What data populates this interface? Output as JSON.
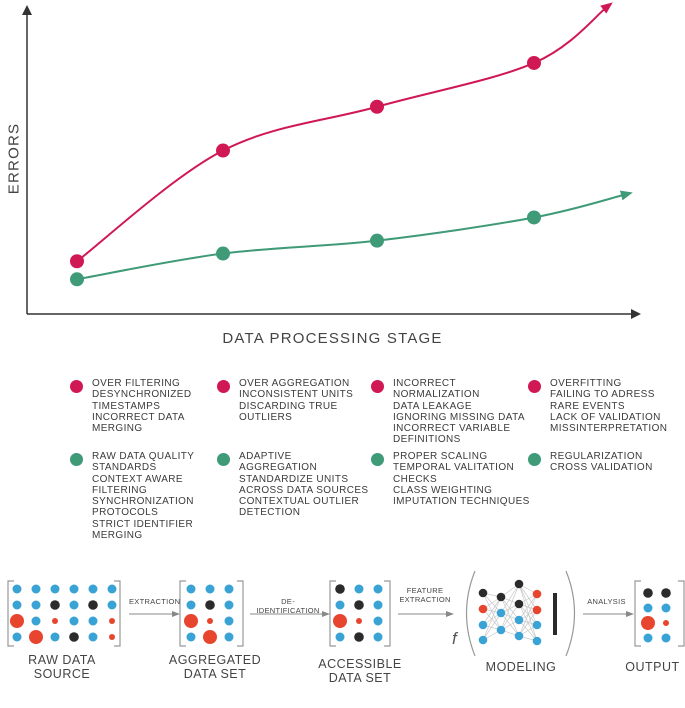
{
  "chart_data": {
    "type": "line",
    "xlabel": "DATA PROCESSING STAGE",
    "ylabel": "ERRORS",
    "x": [
      1,
      2,
      3,
      4
    ],
    "series": [
      {
        "key": "red",
        "color": "#d01855",
        "values": [
          1.0,
          5.3,
          7.0,
          8.7
        ]
      },
      {
        "key": "green",
        "color": "#3f9a78",
        "values": [
          0.3,
          1.3,
          1.8,
          2.7
        ]
      }
    ],
    "grid": false,
    "legend": "none"
  },
  "legend": {
    "red_color": "#d01855",
    "green_color": "#3f9a78",
    "red": [
      [
        "OVER FILTERING",
        "DESYNCHRONIZED",
        "TIMESTAMPS",
        "INCORRECT DATA",
        "MERGING"
      ],
      [
        "OVER AGGREGATION",
        "INCONSISTENT UNITS",
        "DISCARDING TRUE",
        "OUTLIERS"
      ],
      [
        "INCORRECT",
        "NORMALIZATION",
        "DATA LEAKAGE",
        "IGNORING MISSING DATA",
        "INCORRECT VARIABLE",
        "DEFINITIONS"
      ],
      [
        "OVERFITTING",
        "FAILING TO ADRESS",
        "RARE EVENTS",
        "LACK OF VALIDATION",
        "MISSINTERPRETATION"
      ]
    ],
    "green": [
      [
        "RAW DATA QUALITY",
        "STANDARDS",
        "CONTEXT AWARE",
        "FILTERING",
        "SYNCHRONIZATION",
        "PROTOCOLS",
        "STRICT IDENTIFIER",
        "MERGING"
      ],
      [
        "ADAPTIVE",
        "AGGREGATION",
        "STANDARDIZE UNITS",
        "ACROSS DATA SOURCES",
        "CONTEXTUAL OUTLIER",
        "DETECTION"
      ],
      [
        "PROPER SCALING",
        "TEMPORAL VALITATION",
        "CHECKS",
        "CLASS WEIGHTING",
        "IMPUTATION TECHNIQUES"
      ],
      [
        "REGULARIZATION",
        "CROSS VALIDATION"
      ]
    ]
  },
  "pipeline": {
    "stages": [
      [
        "RAW DATA",
        "SOURCE"
      ],
      [
        "AGGREGATED",
        "DATA SET"
      ],
      [
        "ACCESSIBLE",
        "DATA SET"
      ],
      [
        "MODELING"
      ],
      [
        "OUTPUT"
      ]
    ],
    "arrows": [
      [
        "EXTRACTION"
      ],
      [
        "DE-IDENTIFICATION"
      ],
      [
        "FEATURE",
        "EXTRACTION"
      ],
      [
        "ANALYSIS"
      ]
    ],
    "function_symbol": "f",
    "colors": {
      "blue": "#3aa3d6",
      "red": "#e8452f",
      "dark": "#2b2b2b"
    }
  }
}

----------------------------------------

• [Problem details] Write out the material above again, word for word, minus its pictures.

• [Answer]
What data populates this interface? Output as JSON.
{
  "chart_data": {
    "type": "line",
    "xlabel": "DATA PROCESSING STAGE",
    "ylabel": "ERRORS",
    "x": [
      1,
      2,
      3,
      4
    ],
    "series": [
      {
        "key": "red",
        "color": "#d01855",
        "values": [
          1.0,
          5.3,
          7.0,
          8.7
        ]
      },
      {
        "key": "green",
        "color": "#3f9a78",
        "values": [
          0.3,
          1.3,
          1.8,
          2.7
        ]
      }
    ],
    "grid": false,
    "legend": "none"
  },
  "legend": {
    "red_color": "#d01855",
    "green_color": "#3f9a78",
    "red": [
      [
        "OVER FILTERING",
        "DESYNCHRONIZED",
        "TIMESTAMPS",
        "INCORRECT DATA",
        "MERGING"
      ],
      [
        "OVER AGGREGATION",
        "INCONSISTENT UNITS",
        "DISCARDING TRUE",
        "OUTLIERS"
      ],
      [
        "INCORRECT",
        "NORMALIZATION",
        "DATA LEAKAGE",
        "IGNORING MISSING DATA",
        "INCORRECT VARIABLE",
        "DEFINITIONS"
      ],
      [
        "OVERFITTING",
        "FAILING TO ADRESS",
        "RARE EVENTS",
        "LACK OF VALIDATION",
        "MISSINTERPRETATION"
      ]
    ],
    "green": [
      [
        "RAW DATA QUALITY",
        "STANDARDS",
        "CONTEXT AWARE",
        "FILTERING",
        "SYNCHRONIZATION",
        "PROTOCOLS",
        "STRICT IDENTIFIER",
        "MERGING"
      ],
      [
        "ADAPTIVE",
        "AGGREGATION",
        "STANDARDIZE UNITS",
        "ACROSS DATA SOURCES",
        "CONTEXTUAL OUTLIER",
        "DETECTION"
      ],
      [
        "PROPER SCALING",
        "TEMPORAL VALITATION",
        "CHECKS",
        "CLASS WEIGHTING",
        "IMPUTATION TECHNIQUES"
      ],
      [
        "REGULARIZATION",
        "CROSS VALIDATION"
      ]
    ]
  },
  "pipeline": {
    "stages": [
      [
        "RAW DATA",
        "SOURCE"
      ],
      [
        "AGGREGATED",
        "DATA SET"
      ],
      [
        "ACCESSIBLE",
        "DATA SET"
      ],
      [
        "MODELING"
      ],
      [
        "OUTPUT"
      ]
    ],
    "arrows": [
      [
        "EXTRACTION"
      ],
      [
        "DE-IDENTIFICATION"
      ],
      [
        "FEATURE",
        "EXTRACTION"
      ],
      [
        "ANALYSIS"
      ]
    ],
    "function_symbol": "f",
    "colors": {
      "blue": "#3aa3d6",
      "red": "#e8452f",
      "dark": "#2b2b2b"
    }
  }
}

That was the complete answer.